--- start Material ---

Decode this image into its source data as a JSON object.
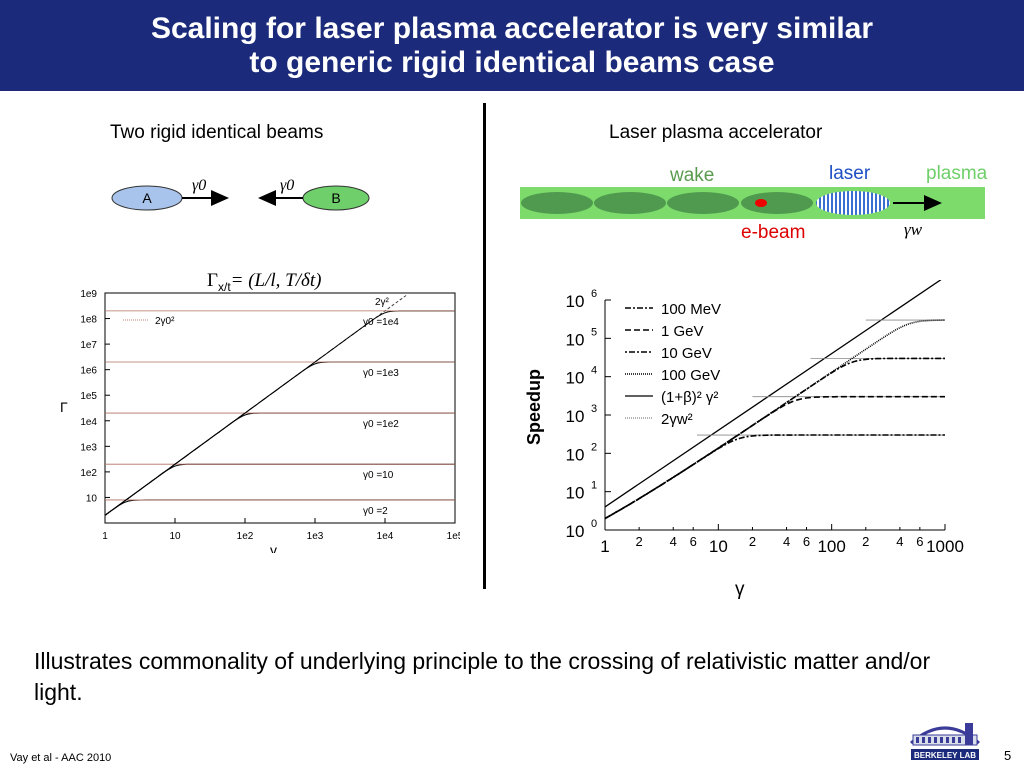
{
  "slide": {
    "title_line1": "Scaling for laser plasma accelerator is very similar",
    "title_line2": "to generic rigid identical beams case",
    "left_heading": "Two rigid identical beams",
    "right_heading": "Laser plasma accelerator",
    "caption": "Illustrates commonality of underlying principle to the crossing of relativistic matter and/or light.",
    "footer": "Vay et al - AAC 2010",
    "page_number": "5",
    "logo_text": "BERKELEY LAB"
  },
  "beams_diagram": {
    "beam_a": "A",
    "beam_b": "B",
    "gamma_a": "γ0",
    "gamma_b": "γ0",
    "colors": {
      "beam_a": "#a9c4ec",
      "beam_b": "#6fcf6a"
    }
  },
  "lpa_diagram": {
    "wake": "wake",
    "laser": "laser",
    "plasma": "plasma",
    "ebeam": "e-beam",
    "gamma_w": "γw",
    "colors": {
      "plasma": "#7ddb6b",
      "wake": "#4f9a4f",
      "ebeam": "#ee0000",
      "laser": "#3a6fd1",
      "wake_text": "#5a9a4f",
      "laser_text": "#1f4fc4",
      "plasma_text": "#6fcf6a",
      "ebeam_text": "#dd0000"
    }
  },
  "formula": {
    "prefix": "Γ",
    "sub": "x/t",
    "rhs": "= (L/l, T/δt)"
  },
  "chart_data": [
    {
      "type": "line",
      "log_x": true,
      "log_y": true,
      "xlim": [
        1,
        100000
      ],
      "ylim": [
        1,
        1000000000
      ],
      "xlabel": "γ",
      "ylabel": "Γ",
      "x_ticks": [
        "1",
        "10",
        "1e2",
        "1e3",
        "1e4",
        "1e5"
      ],
      "y_ticks": [
        "10",
        "1e2",
        "1e3",
        "1e4",
        "1e5",
        "1e6",
        "1e7",
        "1e8",
        "1e9"
      ],
      "legend": [
        "2γ0²"
      ],
      "asymptote_label": "2γ²",
      "series": [
        {
          "name": "γ0 =2",
          "gamma0": 2,
          "plateau": 8
        },
        {
          "name": "γ0 =10",
          "gamma0": 10,
          "plateau": 200
        },
        {
          "name": "γ0 =1e2",
          "gamma0": 100,
          "plateau": 20000
        },
        {
          "name": "γ0 =1e3",
          "gamma0": 1000,
          "plateau": 2000000
        },
        {
          "name": "γ0 =1e4",
          "gamma0": 10000,
          "plateau": 200000000
        }
      ],
      "grid": false
    },
    {
      "type": "line",
      "log_x": true,
      "log_y": true,
      "xlim": [
        1,
        1000
      ],
      "ylim": [
        1,
        1000000
      ],
      "xlabel": "γ",
      "ylabel": "Speedup",
      "x_ticks": [
        "1",
        "2",
        "4",
        "6",
        "10",
        "2",
        "4",
        "6",
        "100",
        "2",
        "4",
        "6",
        "1000"
      ],
      "y_ticks": [
        "10",
        "10",
        "10",
        "10",
        "10",
        "10",
        "10"
      ],
      "y_exponents": [
        "0",
        "1",
        "2",
        "3",
        "4",
        "5",
        "6"
      ],
      "legend": [
        "100 MeV",
        "1 GeV",
        "10 GeV",
        "100 GeV",
        "(1+β)² γ²",
        "2γw²"
      ],
      "series": [
        {
          "name": "100 MeV",
          "gamma_w": 13,
          "plateau": 300
        },
        {
          "name": "1 GeV",
          "gamma_w": 40,
          "plateau": 3000
        },
        {
          "name": "10 GeV",
          "gamma_w": 130,
          "plateau": 30000
        },
        {
          "name": "100 GeV",
          "gamma_w": 400,
          "plateau": 300000
        }
      ],
      "grid": false
    }
  ]
}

--- end Material ---

* _Your task_
Find the word "plateau" in the entries, and copy every line it shows up in.

* _Written solution_
          "plateau": 8
          "plateau": 200
          "plateau": 20000
          "plateau": 2000000
          "plateau": 200000000
          "plateau": 300
          "plateau": 3000
          "plateau": 30000
          "plateau": 300000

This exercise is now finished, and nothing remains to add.